### WHAT THE EXERCISE ASKS
The data below should be restated word for word, with every picture omitted.

■ ■ ■ ■ ■

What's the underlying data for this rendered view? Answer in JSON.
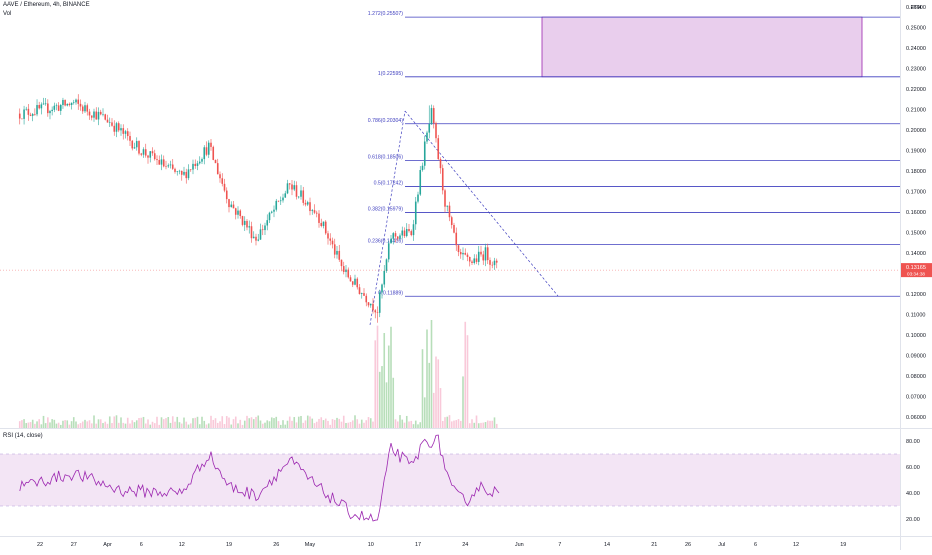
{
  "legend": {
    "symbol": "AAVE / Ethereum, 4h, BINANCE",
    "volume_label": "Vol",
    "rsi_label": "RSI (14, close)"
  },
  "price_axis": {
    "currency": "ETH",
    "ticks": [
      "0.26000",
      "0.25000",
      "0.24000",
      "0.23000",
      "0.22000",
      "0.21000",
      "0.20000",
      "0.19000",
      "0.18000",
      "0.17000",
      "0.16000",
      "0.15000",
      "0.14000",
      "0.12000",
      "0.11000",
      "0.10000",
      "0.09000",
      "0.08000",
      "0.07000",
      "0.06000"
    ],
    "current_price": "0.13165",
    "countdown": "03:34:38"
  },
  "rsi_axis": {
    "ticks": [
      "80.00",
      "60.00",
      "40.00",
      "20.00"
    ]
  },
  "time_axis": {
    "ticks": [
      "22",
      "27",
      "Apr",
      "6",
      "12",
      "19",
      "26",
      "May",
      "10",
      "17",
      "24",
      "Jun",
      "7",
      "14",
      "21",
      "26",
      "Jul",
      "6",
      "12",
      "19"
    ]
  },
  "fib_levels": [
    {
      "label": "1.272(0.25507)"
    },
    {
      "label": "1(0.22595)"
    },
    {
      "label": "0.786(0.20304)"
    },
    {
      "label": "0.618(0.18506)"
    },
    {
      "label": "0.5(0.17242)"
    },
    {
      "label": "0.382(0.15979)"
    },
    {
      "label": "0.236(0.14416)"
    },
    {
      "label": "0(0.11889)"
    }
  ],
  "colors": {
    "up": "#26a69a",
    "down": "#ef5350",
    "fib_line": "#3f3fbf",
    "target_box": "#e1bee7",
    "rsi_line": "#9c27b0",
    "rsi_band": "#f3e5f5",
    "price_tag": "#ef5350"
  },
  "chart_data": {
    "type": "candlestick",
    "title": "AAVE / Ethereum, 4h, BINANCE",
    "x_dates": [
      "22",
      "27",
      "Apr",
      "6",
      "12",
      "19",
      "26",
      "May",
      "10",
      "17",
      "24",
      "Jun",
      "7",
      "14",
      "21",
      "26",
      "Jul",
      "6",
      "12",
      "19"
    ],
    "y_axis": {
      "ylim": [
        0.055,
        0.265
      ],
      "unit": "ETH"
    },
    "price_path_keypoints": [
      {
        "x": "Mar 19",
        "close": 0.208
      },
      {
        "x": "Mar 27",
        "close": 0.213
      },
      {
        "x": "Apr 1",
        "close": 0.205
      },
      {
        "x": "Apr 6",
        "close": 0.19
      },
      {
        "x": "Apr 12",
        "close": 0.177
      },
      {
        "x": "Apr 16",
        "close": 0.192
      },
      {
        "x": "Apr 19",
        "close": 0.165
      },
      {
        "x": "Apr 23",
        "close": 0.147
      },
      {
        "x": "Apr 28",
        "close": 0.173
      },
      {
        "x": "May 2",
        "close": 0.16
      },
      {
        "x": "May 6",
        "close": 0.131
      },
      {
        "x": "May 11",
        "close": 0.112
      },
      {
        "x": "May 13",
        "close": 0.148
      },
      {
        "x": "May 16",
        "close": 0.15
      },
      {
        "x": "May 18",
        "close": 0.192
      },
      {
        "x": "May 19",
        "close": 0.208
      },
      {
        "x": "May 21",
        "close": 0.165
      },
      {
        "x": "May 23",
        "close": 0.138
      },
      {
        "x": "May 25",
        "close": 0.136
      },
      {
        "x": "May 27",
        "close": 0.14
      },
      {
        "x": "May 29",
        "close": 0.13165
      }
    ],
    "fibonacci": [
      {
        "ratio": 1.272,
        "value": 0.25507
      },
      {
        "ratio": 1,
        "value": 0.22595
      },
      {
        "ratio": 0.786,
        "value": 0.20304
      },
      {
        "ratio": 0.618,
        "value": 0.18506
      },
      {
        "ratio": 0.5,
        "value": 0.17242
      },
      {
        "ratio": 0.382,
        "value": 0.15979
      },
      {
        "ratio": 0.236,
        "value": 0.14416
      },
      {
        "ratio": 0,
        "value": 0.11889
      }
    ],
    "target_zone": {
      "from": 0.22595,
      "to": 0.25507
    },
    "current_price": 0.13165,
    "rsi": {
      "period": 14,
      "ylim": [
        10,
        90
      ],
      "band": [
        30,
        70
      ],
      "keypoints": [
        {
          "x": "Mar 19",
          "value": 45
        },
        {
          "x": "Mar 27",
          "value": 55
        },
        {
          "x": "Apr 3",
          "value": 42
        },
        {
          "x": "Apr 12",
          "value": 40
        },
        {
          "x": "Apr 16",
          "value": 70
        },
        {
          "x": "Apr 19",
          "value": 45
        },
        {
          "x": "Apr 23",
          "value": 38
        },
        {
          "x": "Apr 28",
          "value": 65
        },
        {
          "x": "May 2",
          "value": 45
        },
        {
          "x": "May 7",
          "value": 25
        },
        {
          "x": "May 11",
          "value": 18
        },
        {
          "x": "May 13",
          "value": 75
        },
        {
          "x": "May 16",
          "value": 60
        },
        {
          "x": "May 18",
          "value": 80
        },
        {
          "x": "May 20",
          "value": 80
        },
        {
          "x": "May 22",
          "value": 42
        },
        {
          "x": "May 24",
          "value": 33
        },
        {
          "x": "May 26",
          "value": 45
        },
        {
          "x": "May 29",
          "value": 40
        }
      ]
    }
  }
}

■ ■ ■ ■ ■

### PROBLEM SOLUTION
What's the underlying data for this rendered view? Answer in JSON.
{
  "legend": {
    "symbol": "AAVE / Ethereum, 4h, BINANCE",
    "volume_label": "Vol",
    "rsi_label": "RSI (14, close)"
  },
  "price_axis": {
    "currency": "ETH",
    "ticks": [
      "0.26000",
      "0.25000",
      "0.24000",
      "0.23000",
      "0.22000",
      "0.21000",
      "0.20000",
      "0.19000",
      "0.18000",
      "0.17000",
      "0.16000",
      "0.15000",
      "0.14000",
      "0.12000",
      "0.11000",
      "0.10000",
      "0.09000",
      "0.08000",
      "0.07000",
      "0.06000"
    ],
    "current_price": "0.13165",
    "countdown": "03:34:38"
  },
  "rsi_axis": {
    "ticks": [
      "80.00",
      "60.00",
      "40.00",
      "20.00"
    ]
  },
  "time_axis": {
    "ticks": [
      "22",
      "27",
      "Apr",
      "6",
      "12",
      "19",
      "26",
      "May",
      "10",
      "17",
      "24",
      "Jun",
      "7",
      "14",
      "21",
      "26",
      "Jul",
      "6",
      "12",
      "19"
    ]
  },
  "fib_levels": [
    {
      "label": "1.272(0.25507)"
    },
    {
      "label": "1(0.22595)"
    },
    {
      "label": "0.786(0.20304)"
    },
    {
      "label": "0.618(0.18506)"
    },
    {
      "label": "0.5(0.17242)"
    },
    {
      "label": "0.382(0.15979)"
    },
    {
      "label": "0.236(0.14416)"
    },
    {
      "label": "0(0.11889)"
    }
  ],
  "colors": {
    "up": "#26a69a",
    "down": "#ef5350",
    "fib_line": "#3f3fbf",
    "target_box": "#e1bee7",
    "rsi_line": "#9c27b0",
    "rsi_band": "#f3e5f5",
    "price_tag": "#ef5350"
  },
  "chart_data": {
    "type": "candlestick",
    "title": "AAVE / Ethereum, 4h, BINANCE",
    "x_dates": [
      "22",
      "27",
      "Apr",
      "6",
      "12",
      "19",
      "26",
      "May",
      "10",
      "17",
      "24",
      "Jun",
      "7",
      "14",
      "21",
      "26",
      "Jul",
      "6",
      "12",
      "19"
    ],
    "y_axis": {
      "ylim": [
        0.055,
        0.265
      ],
      "unit": "ETH"
    },
    "price_path_keypoints": [
      {
        "x": "Mar 19",
        "close": 0.208
      },
      {
        "x": "Mar 27",
        "close": 0.213
      },
      {
        "x": "Apr 1",
        "close": 0.205
      },
      {
        "x": "Apr 6",
        "close": 0.19
      },
      {
        "x": "Apr 12",
        "close": 0.177
      },
      {
        "x": "Apr 16",
        "close": 0.192
      },
      {
        "x": "Apr 19",
        "close": 0.165
      },
      {
        "x": "Apr 23",
        "close": 0.147
      },
      {
        "x": "Apr 28",
        "close": 0.173
      },
      {
        "x": "May 2",
        "close": 0.16
      },
      {
        "x": "May 6",
        "close": 0.131
      },
      {
        "x": "May 11",
        "close": 0.112
      },
      {
        "x": "May 13",
        "close": 0.148
      },
      {
        "x": "May 16",
        "close": 0.15
      },
      {
        "x": "May 18",
        "close": 0.192
      },
      {
        "x": "May 19",
        "close": 0.208
      },
      {
        "x": "May 21",
        "close": 0.165
      },
      {
        "x": "May 23",
        "close": 0.138
      },
      {
        "x": "May 25",
        "close": 0.136
      },
      {
        "x": "May 27",
        "close": 0.14
      },
      {
        "x": "May 29",
        "close": 0.13165
      }
    ],
    "fibonacci": [
      {
        "ratio": 1.272,
        "value": 0.25507
      },
      {
        "ratio": 1,
        "value": 0.22595
      },
      {
        "ratio": 0.786,
        "value": 0.20304
      },
      {
        "ratio": 0.618,
        "value": 0.18506
      },
      {
        "ratio": 0.5,
        "value": 0.17242
      },
      {
        "ratio": 0.382,
        "value": 0.15979
      },
      {
        "ratio": 0.236,
        "value": 0.14416
      },
      {
        "ratio": 0,
        "value": 0.11889
      }
    ],
    "target_zone": {
      "from": 0.22595,
      "to": 0.25507
    },
    "current_price": 0.13165,
    "rsi": {
      "period": 14,
      "ylim": [
        10,
        90
      ],
      "band": [
        30,
        70
      ],
      "keypoints": [
        {
          "x": "Mar 19",
          "value": 45
        },
        {
          "x": "Mar 27",
          "value": 55
        },
        {
          "x": "Apr 3",
          "value": 42
        },
        {
          "x": "Apr 12",
          "value": 40
        },
        {
          "x": "Apr 16",
          "value": 70
        },
        {
          "x": "Apr 19",
          "value": 45
        },
        {
          "x": "Apr 23",
          "value": 38
        },
        {
          "x": "Apr 28",
          "value": 65
        },
        {
          "x": "May 2",
          "value": 45
        },
        {
          "x": "May 7",
          "value": 25
        },
        {
          "x": "May 11",
          "value": 18
        },
        {
          "x": "May 13",
          "value": 75
        },
        {
          "x": "May 16",
          "value": 60
        },
        {
          "x": "May 18",
          "value": 80
        },
        {
          "x": "May 20",
          "value": 80
        },
        {
          "x": "May 22",
          "value": 42
        },
        {
          "x": "May 24",
          "value": 33
        },
        {
          "x": "May 26",
          "value": 45
        },
        {
          "x": "May 29",
          "value": 40
        }
      ]
    }
  }
}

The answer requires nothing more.